**Short problem:**
Take the entries below and reproduce them word for word.

====================

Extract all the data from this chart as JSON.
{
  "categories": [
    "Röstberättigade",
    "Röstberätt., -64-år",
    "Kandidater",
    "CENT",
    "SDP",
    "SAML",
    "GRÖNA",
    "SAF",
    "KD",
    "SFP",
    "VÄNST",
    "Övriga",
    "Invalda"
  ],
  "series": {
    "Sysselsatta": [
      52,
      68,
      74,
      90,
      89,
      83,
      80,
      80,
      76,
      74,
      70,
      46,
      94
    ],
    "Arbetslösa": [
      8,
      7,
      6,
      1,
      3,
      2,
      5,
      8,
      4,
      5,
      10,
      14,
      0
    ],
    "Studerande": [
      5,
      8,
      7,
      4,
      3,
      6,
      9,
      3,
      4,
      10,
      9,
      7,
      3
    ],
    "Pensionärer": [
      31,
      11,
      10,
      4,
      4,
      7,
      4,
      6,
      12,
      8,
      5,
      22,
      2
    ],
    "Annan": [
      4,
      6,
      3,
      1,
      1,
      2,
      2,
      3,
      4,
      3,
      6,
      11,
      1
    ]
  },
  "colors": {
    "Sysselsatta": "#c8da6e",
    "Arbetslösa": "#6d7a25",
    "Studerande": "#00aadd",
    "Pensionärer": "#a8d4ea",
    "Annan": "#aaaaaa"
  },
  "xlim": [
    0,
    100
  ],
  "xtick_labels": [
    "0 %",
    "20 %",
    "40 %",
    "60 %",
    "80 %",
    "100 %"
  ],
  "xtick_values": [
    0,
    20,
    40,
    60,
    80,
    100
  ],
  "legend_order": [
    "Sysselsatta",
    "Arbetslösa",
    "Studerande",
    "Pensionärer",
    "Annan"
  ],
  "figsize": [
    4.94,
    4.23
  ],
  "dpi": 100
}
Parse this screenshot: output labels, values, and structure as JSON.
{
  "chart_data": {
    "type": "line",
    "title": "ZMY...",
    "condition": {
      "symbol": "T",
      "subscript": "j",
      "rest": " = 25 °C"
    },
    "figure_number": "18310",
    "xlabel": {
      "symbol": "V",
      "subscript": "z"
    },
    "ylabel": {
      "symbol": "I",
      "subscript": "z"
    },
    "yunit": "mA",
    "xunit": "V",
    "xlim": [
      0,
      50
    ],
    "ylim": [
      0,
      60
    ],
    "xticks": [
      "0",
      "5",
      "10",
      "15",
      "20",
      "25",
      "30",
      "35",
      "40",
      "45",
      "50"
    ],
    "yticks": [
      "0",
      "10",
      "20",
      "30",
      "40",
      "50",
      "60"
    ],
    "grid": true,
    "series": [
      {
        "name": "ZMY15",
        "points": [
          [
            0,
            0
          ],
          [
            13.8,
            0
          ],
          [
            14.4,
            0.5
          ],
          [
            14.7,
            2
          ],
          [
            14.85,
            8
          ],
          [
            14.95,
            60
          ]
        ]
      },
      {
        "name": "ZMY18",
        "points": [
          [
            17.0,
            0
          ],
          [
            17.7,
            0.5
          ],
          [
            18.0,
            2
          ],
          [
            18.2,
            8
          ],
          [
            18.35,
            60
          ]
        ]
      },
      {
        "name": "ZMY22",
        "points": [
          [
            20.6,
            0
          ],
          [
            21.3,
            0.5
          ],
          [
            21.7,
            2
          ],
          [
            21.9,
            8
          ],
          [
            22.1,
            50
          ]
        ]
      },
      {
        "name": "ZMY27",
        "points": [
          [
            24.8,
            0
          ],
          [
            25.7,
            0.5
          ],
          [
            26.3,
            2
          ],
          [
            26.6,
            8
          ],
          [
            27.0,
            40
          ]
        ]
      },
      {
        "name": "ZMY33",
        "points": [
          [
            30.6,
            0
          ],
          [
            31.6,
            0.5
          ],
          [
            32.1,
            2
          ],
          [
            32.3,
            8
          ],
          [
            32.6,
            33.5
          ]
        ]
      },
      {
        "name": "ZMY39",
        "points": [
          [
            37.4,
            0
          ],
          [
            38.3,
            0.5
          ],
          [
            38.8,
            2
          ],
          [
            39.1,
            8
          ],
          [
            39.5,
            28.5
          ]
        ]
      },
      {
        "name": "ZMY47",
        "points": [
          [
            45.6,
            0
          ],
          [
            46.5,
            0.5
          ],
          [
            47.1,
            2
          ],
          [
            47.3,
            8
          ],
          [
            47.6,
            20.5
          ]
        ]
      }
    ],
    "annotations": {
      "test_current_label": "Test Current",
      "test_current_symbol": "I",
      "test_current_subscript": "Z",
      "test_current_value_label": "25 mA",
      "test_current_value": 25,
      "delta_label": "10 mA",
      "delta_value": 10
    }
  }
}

====================

**Full answer:**
Extract all the data from this chart as JSON.
{
  "categories": [
    "Röstberättigade",
    "Röstberätt., -64-år",
    "Kandidater",
    "CENT",
    "SDP",
    "SAML",
    "GRÖNA",
    "SAF",
    "KD",
    "SFP",
    "VÄNST",
    "Övriga",
    "Invalda"
  ],
  "series": {
    "Sysselsatta": [
      52,
      68,
      74,
      90,
      89,
      83,
      80,
      80,
      76,
      74,
      70,
      46,
      94
    ],
    "Arbetslösa": [
      8,
      7,
      6,
      1,
      3,
      2,
      5,
      8,
      4,
      5,
      10,
      14,
      0
    ],
    "Studerande": [
      5,
      8,
      7,
      4,
      3,
      6,
      9,
      3,
      4,
      10,
      9,
      7,
      3
    ],
    "Pensionärer": [
      31,
      11,
      10,
      4,
      4,
      7,
      4,
      6,
      12,
      8,
      5,
      22,
      2
    ],
    "Annan": [
      4,
      6,
      3,
      1,
      1,
      2,
      2,
      3,
      4,
      3,
      6,
      11,
      1
    ]
  },
  "colors": {
    "Sysselsatta": "#c8da6e",
    "Arbetslösa": "#6d7a25",
    "Studerande": "#00aadd",
    "Pensionärer": "#a8d4ea",
    "Annan": "#aaaaaa"
  },
  "xlim": [
    0,
    100
  ],
  "xtick_labels": [
    "0 %",
    "20 %",
    "40 %",
    "60 %",
    "80 %",
    "100 %"
  ],
  "xtick_values": [
    0,
    20,
    40,
    60,
    80,
    100
  ],
  "legend_order": [
    "Sysselsatta",
    "Arbetslösa",
    "Studerande",
    "Pensionärer",
    "Annan"
  ],
  "figsize": [
    4.94,
    4.23
  ],
  "dpi": 100
}
Parse this screenshot: output labels, values, and structure as JSON.
{
  "chart_data": {
    "type": "line",
    "title": "ZMY...",
    "condition": {
      "symbol": "T",
      "subscript": "j",
      "rest": " = 25 °C"
    },
    "figure_number": "18310",
    "xlabel": {
      "symbol": "V",
      "subscript": "z"
    },
    "ylabel": {
      "symbol": "I",
      "subscript": "z"
    },
    "yunit": "mA",
    "xunit": "V",
    "xlim": [
      0,
      50
    ],
    "ylim": [
      0,
      60
    ],
    "xticks": [
      "0",
      "5",
      "10",
      "15",
      "20",
      "25",
      "30",
      "35",
      "40",
      "45",
      "50"
    ],
    "yticks": [
      "0",
      "10",
      "20",
      "30",
      "40",
      "50",
      "60"
    ],
    "grid": true,
    "series": [
      {
        "name": "ZMY15",
        "points": [
          [
            0,
            0
          ],
          [
            13.8,
            0
          ],
          [
            14.4,
            0.5
          ],
          [
            14.7,
            2
          ],
          [
            14.85,
            8
          ],
          [
            14.95,
            60
          ]
        ]
      },
      {
        "name": "ZMY18",
        "points": [
          [
            17.0,
            0
          ],
          [
            17.7,
            0.5
          ],
          [
            18.0,
            2
          ],
          [
            18.2,
            8
          ],
          [
            18.35,
            60
          ]
        ]
      },
      {
        "name": "ZMY22",
        "points": [
          [
            20.6,
            0
          ],
          [
            21.3,
            0.5
          ],
          [
            21.7,
            2
          ],
          [
            21.9,
            8
          ],
          [
            22.1,
            50
          ]
        ]
      },
      {
        "name": "ZMY27",
        "points": [
          [
            24.8,
            0
          ],
          [
            25.7,
            0.5
          ],
          [
            26.3,
            2
          ],
          [
            26.6,
            8
          ],
          [
            27.0,
            40
          ]
        ]
      },
      {
        "name": "ZMY33",
        "points": [
          [
            30.6,
            0
          ],
          [
            31.6,
            0.5
          ],
          [
            32.1,
            2
          ],
          [
            32.3,
            8
          ],
          [
            32.6,
            33.5
          ]
        ]
      },
      {
        "name": "ZMY39",
        "points": [
          [
            37.4,
            0
          ],
          [
            38.3,
            0.5
          ],
          [
            38.8,
            2
          ],
          [
            39.1,
            8
          ],
          [
            39.5,
            28.5
          ]
        ]
      },
      {
        "name": "ZMY47",
        "points": [
          [
            45.6,
            0
          ],
          [
            46.5,
            0.5
          ],
          [
            47.1,
            2
          ],
          [
            47.3,
            8
          ],
          [
            47.6,
            20.5
          ]
        ]
      }
    ],
    "annotations": {
      "test_current_label": "Test Current",
      "test_current_symbol": "I",
      "test_current_subscript": "Z",
      "test_current_value_label": "25 mA",
      "test_current_value": 25,
      "delta_label": "10 mA",
      "delta_value": 10
    }
  }
}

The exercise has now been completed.